* start DATA ROWS *

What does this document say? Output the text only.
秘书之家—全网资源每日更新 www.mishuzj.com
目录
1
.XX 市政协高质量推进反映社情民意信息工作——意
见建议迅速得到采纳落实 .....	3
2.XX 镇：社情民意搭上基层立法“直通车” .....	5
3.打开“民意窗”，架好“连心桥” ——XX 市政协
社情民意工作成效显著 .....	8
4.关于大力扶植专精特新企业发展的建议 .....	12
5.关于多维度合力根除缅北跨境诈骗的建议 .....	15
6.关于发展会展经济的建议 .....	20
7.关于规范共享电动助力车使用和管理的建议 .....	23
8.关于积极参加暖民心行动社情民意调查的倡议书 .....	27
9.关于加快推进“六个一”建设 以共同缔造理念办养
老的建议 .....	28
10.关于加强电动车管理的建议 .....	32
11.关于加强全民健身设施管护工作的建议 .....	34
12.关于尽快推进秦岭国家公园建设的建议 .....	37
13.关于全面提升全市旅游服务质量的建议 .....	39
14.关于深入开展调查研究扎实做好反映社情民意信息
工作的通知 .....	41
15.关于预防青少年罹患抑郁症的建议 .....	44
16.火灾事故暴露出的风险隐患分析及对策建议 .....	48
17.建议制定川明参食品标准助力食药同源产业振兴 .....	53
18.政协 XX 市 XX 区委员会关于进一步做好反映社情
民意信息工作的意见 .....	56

* end DATA ROWS *

* **PROMPT**: Copy the material above verbatim.

* **TASK RESPONSE**:
What does this document say? Output the text only.
秘书之家—全网资源每日更新 www.mishuzj.com
目录
1
.XX 市政协高质量推进反映社情民意信息工作——意
见建议迅速得到采纳落实 .....	3
2.XX 镇：社情民意搭上基层立法“直通车” .....	5
3.打开“民意窗”，架好“连心桥” ——XX 市政协
社情民意工作成效显著 .....	8
4.关于大力扶植专精特新企业发展的建议 .....	12
5.关于多维度合力根除缅北跨境诈骗的建议 .....	15
6.关于发展会展经济的建议 .....	20
7.关于规范共享电动助力车使用和管理的建议 .....	23
8.关于积极参加暖民心行动社情民意调查的倡议书 .....	27
9.关于加快推进“六个一”建设 以共同缔造理念办养
老的建议 .....	28
10.关于加强电动车管理的建议 .....	32
11.关于加强全民健身设施管护工作的建议 .....	34
12.关于尽快推进秦岭国家公园建设的建议 .....	37
13.关于全面提升全市旅游服务质量的建议 .....	39
14.关于深入开展调查研究扎实做好反映社情民意信息
工作的通知 .....	41
15.关于预防青少年罹患抑郁症的建议 .....	44
16.火灾事故暴露出的风险隐患分析及对策建议 .....	48
17.建议制定川明参食品标准助力食药同源产业振兴 .....	53
18.政协 XX 市 XX 区委员会关于进一步做好反映社情
民意信息工作的意见 .....	56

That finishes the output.